===== Excerpted records
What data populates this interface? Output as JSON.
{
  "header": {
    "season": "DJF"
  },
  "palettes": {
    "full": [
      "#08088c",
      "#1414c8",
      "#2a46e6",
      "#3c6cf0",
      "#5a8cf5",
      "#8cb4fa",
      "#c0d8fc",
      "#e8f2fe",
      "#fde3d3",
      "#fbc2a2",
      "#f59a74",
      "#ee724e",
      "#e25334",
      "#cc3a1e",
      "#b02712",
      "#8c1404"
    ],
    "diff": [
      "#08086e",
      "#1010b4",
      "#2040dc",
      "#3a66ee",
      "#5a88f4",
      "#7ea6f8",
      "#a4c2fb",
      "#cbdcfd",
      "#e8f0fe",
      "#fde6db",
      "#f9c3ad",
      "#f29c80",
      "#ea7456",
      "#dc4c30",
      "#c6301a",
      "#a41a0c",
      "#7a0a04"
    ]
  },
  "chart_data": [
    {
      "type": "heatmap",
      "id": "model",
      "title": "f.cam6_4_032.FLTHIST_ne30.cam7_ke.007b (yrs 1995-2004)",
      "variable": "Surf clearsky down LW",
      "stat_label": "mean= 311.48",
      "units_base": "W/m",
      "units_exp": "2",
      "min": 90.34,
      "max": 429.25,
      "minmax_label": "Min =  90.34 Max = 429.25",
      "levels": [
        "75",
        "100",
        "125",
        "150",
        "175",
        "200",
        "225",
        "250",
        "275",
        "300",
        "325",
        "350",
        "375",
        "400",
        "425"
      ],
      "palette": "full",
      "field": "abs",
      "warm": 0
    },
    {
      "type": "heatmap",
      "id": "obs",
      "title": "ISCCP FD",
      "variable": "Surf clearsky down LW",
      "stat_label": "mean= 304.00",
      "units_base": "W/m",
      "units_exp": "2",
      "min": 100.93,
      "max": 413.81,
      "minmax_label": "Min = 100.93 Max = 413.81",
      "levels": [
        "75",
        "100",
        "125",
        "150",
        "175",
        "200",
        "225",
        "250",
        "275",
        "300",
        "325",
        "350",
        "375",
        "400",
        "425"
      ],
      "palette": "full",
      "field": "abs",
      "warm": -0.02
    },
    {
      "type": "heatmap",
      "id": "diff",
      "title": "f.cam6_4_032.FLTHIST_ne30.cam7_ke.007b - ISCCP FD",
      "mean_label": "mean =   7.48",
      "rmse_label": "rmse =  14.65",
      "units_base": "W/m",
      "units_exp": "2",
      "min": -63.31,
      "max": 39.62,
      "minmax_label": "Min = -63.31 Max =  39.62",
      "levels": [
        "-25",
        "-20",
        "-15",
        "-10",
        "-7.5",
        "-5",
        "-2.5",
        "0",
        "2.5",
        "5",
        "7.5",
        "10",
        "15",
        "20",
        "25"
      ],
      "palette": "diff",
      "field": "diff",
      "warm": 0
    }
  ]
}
==========
Task prompt: Where a line above holds the string "mean", show that line.

Expected output:
      "stat_label": "mean= 311.48",
      "stat_label": "mean= 304.00",
      "mean_label": "mean =   7.48",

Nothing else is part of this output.